Spatial layout entries:
>> START

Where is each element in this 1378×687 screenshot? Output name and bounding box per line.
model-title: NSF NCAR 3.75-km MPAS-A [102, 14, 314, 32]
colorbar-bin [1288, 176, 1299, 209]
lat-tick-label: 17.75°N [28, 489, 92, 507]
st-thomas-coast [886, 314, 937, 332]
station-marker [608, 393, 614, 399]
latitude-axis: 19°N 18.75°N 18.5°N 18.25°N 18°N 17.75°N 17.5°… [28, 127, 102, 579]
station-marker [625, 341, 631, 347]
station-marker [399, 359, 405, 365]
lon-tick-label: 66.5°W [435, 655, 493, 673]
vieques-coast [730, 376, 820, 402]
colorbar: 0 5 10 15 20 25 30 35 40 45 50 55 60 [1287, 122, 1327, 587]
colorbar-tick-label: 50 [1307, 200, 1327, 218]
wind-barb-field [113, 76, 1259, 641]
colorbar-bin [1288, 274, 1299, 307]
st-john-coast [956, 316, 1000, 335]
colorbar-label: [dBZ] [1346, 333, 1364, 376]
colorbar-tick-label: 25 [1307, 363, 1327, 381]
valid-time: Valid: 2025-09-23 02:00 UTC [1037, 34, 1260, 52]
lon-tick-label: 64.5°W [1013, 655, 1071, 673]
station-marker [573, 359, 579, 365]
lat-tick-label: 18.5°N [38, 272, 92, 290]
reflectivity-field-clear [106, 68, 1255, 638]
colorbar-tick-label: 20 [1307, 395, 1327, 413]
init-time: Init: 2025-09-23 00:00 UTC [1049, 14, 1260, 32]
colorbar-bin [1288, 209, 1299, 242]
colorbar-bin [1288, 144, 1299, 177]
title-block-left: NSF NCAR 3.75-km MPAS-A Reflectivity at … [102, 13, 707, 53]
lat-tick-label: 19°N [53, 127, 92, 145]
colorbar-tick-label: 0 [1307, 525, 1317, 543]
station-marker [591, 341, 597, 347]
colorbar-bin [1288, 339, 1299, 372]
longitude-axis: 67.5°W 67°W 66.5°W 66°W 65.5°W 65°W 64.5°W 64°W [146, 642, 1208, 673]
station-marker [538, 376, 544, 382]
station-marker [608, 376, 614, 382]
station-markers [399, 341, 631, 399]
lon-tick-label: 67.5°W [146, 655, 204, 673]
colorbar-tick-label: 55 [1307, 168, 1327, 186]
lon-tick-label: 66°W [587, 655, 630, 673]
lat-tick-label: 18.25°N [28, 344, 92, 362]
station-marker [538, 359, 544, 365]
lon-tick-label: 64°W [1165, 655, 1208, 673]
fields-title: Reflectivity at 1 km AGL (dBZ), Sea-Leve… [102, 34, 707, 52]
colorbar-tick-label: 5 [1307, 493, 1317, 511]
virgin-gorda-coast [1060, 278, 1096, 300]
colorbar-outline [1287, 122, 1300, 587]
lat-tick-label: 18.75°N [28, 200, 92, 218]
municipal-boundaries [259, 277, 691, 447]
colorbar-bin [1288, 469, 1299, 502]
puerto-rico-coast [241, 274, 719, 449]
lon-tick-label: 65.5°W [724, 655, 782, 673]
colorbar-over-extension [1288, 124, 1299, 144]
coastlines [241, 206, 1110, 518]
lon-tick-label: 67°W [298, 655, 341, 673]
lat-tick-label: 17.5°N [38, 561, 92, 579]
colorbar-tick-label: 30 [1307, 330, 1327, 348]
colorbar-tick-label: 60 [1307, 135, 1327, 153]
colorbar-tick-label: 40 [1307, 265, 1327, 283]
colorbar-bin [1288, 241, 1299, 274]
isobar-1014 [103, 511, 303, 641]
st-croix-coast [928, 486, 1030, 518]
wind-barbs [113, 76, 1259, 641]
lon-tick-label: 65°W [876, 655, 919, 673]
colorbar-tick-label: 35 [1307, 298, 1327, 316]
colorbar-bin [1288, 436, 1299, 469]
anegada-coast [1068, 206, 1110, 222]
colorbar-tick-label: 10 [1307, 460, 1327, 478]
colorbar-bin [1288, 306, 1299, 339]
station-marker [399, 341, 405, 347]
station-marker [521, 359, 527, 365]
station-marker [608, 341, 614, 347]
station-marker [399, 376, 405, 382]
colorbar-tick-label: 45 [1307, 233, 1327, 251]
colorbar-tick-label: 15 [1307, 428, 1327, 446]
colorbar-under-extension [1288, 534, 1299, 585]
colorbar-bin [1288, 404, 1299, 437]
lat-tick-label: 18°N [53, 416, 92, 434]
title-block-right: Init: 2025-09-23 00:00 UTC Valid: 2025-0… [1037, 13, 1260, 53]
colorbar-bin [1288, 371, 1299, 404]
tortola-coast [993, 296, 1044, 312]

>> END

» **STATED EXERCISE**:
In the items between the first line and the line holding "lon-tick-label: 64.5°W [1013, 655, 1071, 673]", inclusive, swap "station-marker" for "weather-station" and give those lines again with nothing else changed.

» **ANSWER FOR THIS EXERCISE**:
Where is each element in this 1378×687 screenshot? Output name and bounding box per line.
model-title: NSF NCAR 3.75-km MPAS-A [102, 14, 314, 32]
colorbar-bin [1288, 176, 1299, 209]
lat-tick-label: 17.75°N [28, 489, 92, 507]
st-thomas-coast [886, 314, 937, 332]
weather-station [608, 393, 614, 399]
latitude-axis: 19°N 18.75°N 18.5°N 18.25°N 18°N 17.75°N 17.5°… [28, 127, 102, 579]
weather-station [625, 341, 631, 347]
weather-station [399, 359, 405, 365]
lon-tick-label: 66.5°W [435, 655, 493, 673]
vieques-coast [730, 376, 820, 402]
colorbar: 0 5 10 15 20 25 30 35 40 45 50 55 60 [1287, 122, 1327, 587]
colorbar-tick-label: 50 [1307, 200, 1327, 218]
wind-barb-field [113, 76, 1259, 641]
colorbar-bin [1288, 274, 1299, 307]
st-john-coast [956, 316, 1000, 335]
colorbar-label: [dBZ] [1346, 333, 1364, 376]
colorbar-tick-label: 25 [1307, 363, 1327, 381]
valid-time: Valid: 2025-09-23 02:00 UTC [1037, 34, 1260, 52]
lon-tick-label: 64.5°W [1013, 655, 1071, 673]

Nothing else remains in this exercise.